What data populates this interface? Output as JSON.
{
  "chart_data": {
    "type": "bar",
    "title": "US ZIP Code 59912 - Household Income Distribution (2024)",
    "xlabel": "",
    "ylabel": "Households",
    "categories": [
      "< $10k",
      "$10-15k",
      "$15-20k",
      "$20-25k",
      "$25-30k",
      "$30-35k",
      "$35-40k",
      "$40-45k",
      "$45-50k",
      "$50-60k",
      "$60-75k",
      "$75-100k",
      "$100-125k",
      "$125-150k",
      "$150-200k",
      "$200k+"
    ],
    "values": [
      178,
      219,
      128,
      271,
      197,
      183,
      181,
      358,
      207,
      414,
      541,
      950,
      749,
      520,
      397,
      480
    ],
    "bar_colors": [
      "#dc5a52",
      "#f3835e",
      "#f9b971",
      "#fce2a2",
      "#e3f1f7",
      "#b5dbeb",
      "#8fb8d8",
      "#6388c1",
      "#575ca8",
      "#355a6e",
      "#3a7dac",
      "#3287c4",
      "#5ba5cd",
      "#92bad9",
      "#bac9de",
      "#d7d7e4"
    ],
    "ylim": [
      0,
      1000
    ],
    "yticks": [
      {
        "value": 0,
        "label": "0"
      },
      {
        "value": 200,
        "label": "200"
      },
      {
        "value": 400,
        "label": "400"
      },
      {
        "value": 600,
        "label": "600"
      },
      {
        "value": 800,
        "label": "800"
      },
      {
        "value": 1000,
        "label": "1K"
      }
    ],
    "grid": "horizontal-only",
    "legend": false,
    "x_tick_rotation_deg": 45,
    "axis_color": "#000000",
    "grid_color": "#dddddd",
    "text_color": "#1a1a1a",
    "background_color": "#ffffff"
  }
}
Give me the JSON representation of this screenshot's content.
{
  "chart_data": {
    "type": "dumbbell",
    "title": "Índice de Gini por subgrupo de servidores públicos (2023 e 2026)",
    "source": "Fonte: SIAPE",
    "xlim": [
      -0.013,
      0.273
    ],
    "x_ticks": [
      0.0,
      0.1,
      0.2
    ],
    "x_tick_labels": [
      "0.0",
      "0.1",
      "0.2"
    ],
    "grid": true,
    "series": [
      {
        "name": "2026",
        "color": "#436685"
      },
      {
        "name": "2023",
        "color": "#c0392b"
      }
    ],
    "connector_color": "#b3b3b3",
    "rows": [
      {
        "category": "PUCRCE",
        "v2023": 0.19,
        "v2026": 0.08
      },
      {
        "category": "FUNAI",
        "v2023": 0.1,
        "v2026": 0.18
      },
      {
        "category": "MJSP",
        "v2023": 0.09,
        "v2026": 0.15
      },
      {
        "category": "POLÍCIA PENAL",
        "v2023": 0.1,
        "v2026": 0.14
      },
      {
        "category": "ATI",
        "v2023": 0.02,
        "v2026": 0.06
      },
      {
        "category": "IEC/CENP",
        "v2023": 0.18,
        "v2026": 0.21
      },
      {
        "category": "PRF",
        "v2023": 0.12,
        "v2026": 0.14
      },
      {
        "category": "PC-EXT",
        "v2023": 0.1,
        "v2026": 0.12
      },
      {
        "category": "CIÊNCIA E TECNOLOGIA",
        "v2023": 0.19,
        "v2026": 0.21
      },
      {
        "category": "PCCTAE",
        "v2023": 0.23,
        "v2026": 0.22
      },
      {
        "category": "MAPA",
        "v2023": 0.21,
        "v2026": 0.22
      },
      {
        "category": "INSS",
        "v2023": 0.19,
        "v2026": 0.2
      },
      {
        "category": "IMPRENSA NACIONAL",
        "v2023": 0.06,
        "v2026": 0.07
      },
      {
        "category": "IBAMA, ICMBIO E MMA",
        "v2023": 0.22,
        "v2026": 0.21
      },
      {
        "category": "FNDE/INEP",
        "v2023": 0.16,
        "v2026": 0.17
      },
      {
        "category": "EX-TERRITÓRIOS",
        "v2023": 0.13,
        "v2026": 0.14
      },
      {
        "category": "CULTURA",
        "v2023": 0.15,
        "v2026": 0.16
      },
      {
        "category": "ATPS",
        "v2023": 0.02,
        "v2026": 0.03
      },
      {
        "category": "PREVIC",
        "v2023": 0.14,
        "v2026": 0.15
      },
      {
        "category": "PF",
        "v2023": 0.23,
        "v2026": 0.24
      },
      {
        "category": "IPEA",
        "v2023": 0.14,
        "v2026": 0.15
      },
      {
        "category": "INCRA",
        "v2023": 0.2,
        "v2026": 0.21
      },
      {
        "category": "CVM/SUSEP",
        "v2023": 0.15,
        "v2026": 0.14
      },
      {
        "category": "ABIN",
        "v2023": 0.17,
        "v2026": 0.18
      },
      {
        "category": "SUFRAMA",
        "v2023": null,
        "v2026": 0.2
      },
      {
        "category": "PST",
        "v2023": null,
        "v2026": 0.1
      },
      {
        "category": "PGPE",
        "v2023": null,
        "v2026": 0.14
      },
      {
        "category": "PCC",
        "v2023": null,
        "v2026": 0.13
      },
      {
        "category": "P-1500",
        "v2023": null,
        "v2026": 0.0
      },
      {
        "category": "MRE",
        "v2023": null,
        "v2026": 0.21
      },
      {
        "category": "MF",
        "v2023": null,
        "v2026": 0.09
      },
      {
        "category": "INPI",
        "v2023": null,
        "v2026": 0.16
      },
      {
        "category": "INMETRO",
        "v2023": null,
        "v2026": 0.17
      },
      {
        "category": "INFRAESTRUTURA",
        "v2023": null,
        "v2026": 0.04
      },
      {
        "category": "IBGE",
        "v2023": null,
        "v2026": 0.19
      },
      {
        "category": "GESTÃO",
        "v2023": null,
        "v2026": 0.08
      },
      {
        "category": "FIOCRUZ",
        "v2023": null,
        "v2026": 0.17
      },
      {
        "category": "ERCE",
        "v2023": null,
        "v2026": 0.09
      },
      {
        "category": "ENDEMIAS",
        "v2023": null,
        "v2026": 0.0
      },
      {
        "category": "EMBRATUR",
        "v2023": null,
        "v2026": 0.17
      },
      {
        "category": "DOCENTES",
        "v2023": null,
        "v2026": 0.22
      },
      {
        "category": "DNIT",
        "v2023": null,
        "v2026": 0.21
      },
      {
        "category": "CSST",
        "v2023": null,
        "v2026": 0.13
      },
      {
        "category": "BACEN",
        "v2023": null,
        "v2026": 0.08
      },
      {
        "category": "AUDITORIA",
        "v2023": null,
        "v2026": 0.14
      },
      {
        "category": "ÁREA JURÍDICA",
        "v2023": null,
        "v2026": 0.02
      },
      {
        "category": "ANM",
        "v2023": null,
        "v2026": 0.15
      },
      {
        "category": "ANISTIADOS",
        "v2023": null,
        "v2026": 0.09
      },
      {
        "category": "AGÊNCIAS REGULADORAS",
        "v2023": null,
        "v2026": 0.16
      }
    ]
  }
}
===============
● Required work
Go through the records above and set each one down exactly, please.

● Task output
What data populates this interface? Output as JSON.
{
  "chart_data": {
    "type": "bar",
    "title": "US ZIP Code 59912 - Household Income Distribution (2024)",
    "xlabel": "",
    "ylabel": "Households",
    "categories": [
      "< $10k",
      "$10-15k",
      "$15-20k",
      "$20-25k",
      "$25-30k",
      "$30-35k",
      "$35-40k",
      "$40-45k",
      "$45-50k",
      "$50-60k",
      "$60-75k",
      "$75-100k",
      "$100-125k",
      "$125-150k",
      "$150-200k",
      "$200k+"
    ],
    "values": [
      178,
      219,
      128,
      271,
      197,
      183,
      181,
      358,
      207,
      414,
      541,
      950,
      749,
      520,
      397,
      480
    ],
    "bar_colors": [
      "#dc5a52",
      "#f3835e",
      "#f9b971",
      "#fce2a2",
      "#e3f1f7",
      "#b5dbeb",
      "#8fb8d8",
      "#6388c1",
      "#575ca8",
      "#355a6e",
      "#3a7dac",
      "#3287c4",
      "#5ba5cd",
      "#92bad9",
      "#bac9de",
      "#d7d7e4"
    ],
    "ylim": [
      0,
      1000
    ],
    "yticks": [
      {
        "value": 0,
        "label": "0"
      },
      {
        "value": 200,
        "label": "200"
      },
      {
        "value": 400,
        "label": "400"
      },
      {
        "value": 600,
        "label": "600"
      },
      {
        "value": 800,
        "label": "800"
      },
      {
        "value": 1000,
        "label": "1K"
      }
    ],
    "grid": "horizontal-only",
    "legend": false,
    "x_tick_rotation_deg": 45,
    "axis_color": "#000000",
    "grid_color": "#dddddd",
    "text_color": "#1a1a1a",
    "background_color": "#ffffff"
  }
}
Give me the JSON representation of this screenshot's content.
{
  "chart_data": {
    "type": "dumbbell",
    "title": "Índice de Gini por subgrupo de servidores públicos (2023 e 2026)",
    "source": "Fonte: SIAPE",
    "xlim": [
      -0.013,
      0.273
    ],
    "x_ticks": [
      0.0,
      0.1,
      0.2
    ],
    "x_tick_labels": [
      "0.0",
      "0.1",
      "0.2"
    ],
    "grid": true,
    "series": [
      {
        "name": "2026",
        "color": "#436685"
      },
      {
        "name": "2023",
        "color": "#c0392b"
      }
    ],
    "connector_color": "#b3b3b3",
    "rows": [
      {
        "category": "PUCRCE",
        "v2023": 0.19,
        "v2026": 0.08
      },
      {
        "category": "FUNAI",
        "v2023": 0.1,
        "v2026": 0.18
      },
      {
        "category": "MJSP",
        "v2023": 0.09,
        "v2026": 0.15
      },
      {
        "category": "POLÍCIA PENAL",
        "v2023": 0.1,
        "v2026": 0.14
      },
      {
        "category": "ATI",
        "v2023": 0.02,
        "v2026": 0.06
      },
      {
        "category": "IEC/CENP",
        "v2023": 0.18,
        "v2026": 0.21
      },
      {
        "category": "PRF",
        "v2023": 0.12,
        "v2026": 0.14
      },
      {
        "category": "PC-EXT",
        "v2023": 0.1,
        "v2026": 0.12
      },
      {
        "category": "CIÊNCIA E TECNOLOGIA",
        "v2023": 0.19,
        "v2026": 0.21
      },
      {
        "category": "PCCTAE",
        "v2023": 0.23,
        "v2026": 0.22
      },
      {
        "category": "MAPA",
        "v2023": 0.21,
        "v2026": 0.22
      },
      {
        "category": "INSS",
        "v2023": 0.19,
        "v2026": 0.2
      },
      {
        "category": "IMPRENSA NACIONAL",
        "v2023": 0.06,
        "v2026": 0.07
      },
      {
        "category": "IBAMA, ICMBIO E MMA",
        "v2023": 0.22,
        "v2026": 0.21
      },
      {
        "category": "FNDE/INEP",
        "v2023": 0.16,
        "v2026": 0.17
      },
      {
        "category": "EX-TERRITÓRIOS",
        "v2023": 0.13,
        "v2026": 0.14
      },
      {
        "category": "CULTURA",
        "v2023": 0.15,
        "v2026": 0.16
      },
      {
        "category": "ATPS",
        "v2023": 0.02,
        "v2026": 0.03
      },
      {
        "category": "PREVIC",
        "v2023": 0.14,
        "v2026": 0.15
      },
      {
        "category": "PF",
        "v2023": 0.23,
        "v2026": 0.24
      },
      {
        "category": "IPEA",
        "v2023": 0.14,
        "v2026": 0.15
      },
      {
        "category": "INCRA",
        "v2023": 0.2,
        "v2026": 0.21
      },
      {
        "category": "CVM/SUSEP",
        "v2023": 0.15,
        "v2026": 0.14
      },
      {
        "category": "ABIN",
        "v2023": 0.17,
        "v2026": 0.18
      },
      {
        "category": "SUFRAMA",
        "v2023": null,
        "v2026": 0.2
      },
      {
        "category": "PST",
        "v2023": null,
        "v2026": 0.1
      },
      {
        "category": "PGPE",
        "v2023": null,
        "v2026": 0.14
      },
      {
        "category": "PCC",
        "v2023": null,
        "v2026": 0.13
      },
      {
        "category": "P-1500",
        "v2023": null,
        "v2026": 0.0
      },
      {
        "category": "MRE",
        "v2023": null,
        "v2026": 0.21
      },
      {
        "category": "MF",
        "v2023": null,
        "v2026": 0.09
      },
      {
        "category": "INPI",
        "v2023": null,
        "v2026": 0.16
      },
      {
        "category": "INMETRO",
        "v2023": null,
        "v2026": 0.17
      },
      {
        "category": "INFRAESTRUTURA",
        "v2023": null,
        "v2026": 0.04
      },
      {
        "category": "IBGE",
        "v2023": null,
        "v2026": 0.19
      },
      {
        "category": "GESTÃO",
        "v2023": null,
        "v2026": 0.08
      },
      {
        "category": "FIOCRUZ",
        "v2023": null,
        "v2026": 0.17
      },
      {
        "category": "ERCE",
        "v2023": null,
        "v2026": 0.09
      },
      {
        "category": "ENDEMIAS",
        "v2023": null,
        "v2026": 0.0
      },
      {
        "category": "EMBRATUR",
        "v2023": null,
        "v2026": 0.17
      },
      {
        "category": "DOCENTES",
        "v2023": null,
        "v2026": 0.22
      },
      {
        "category": "DNIT",
        "v2023": null,
        "v2026": 0.21
      },
      {
        "category": "CSST",
        "v2023": null,
        "v2026": 0.13
      },
      {
        "category": "BACEN",
        "v2023": null,
        "v2026": 0.08
      },
      {
        "category": "AUDITORIA",
        "v2023": null,
        "v2026": 0.14
      },
      {
        "category": "ÁREA JURÍDICA",
        "v2023": null,
        "v2026": 0.02
      },
      {
        "category": "ANM",
        "v2023": null,
        "v2026": 0.15
      },
      {
        "category": "ANISTIADOS",
        "v2023": null,
        "v2026": 0.09
      },
      {
        "category": "AGÊNCIAS REGULADORAS",
        "v2023": null,
        "v2026": 0.16
      }
    ]
  }
}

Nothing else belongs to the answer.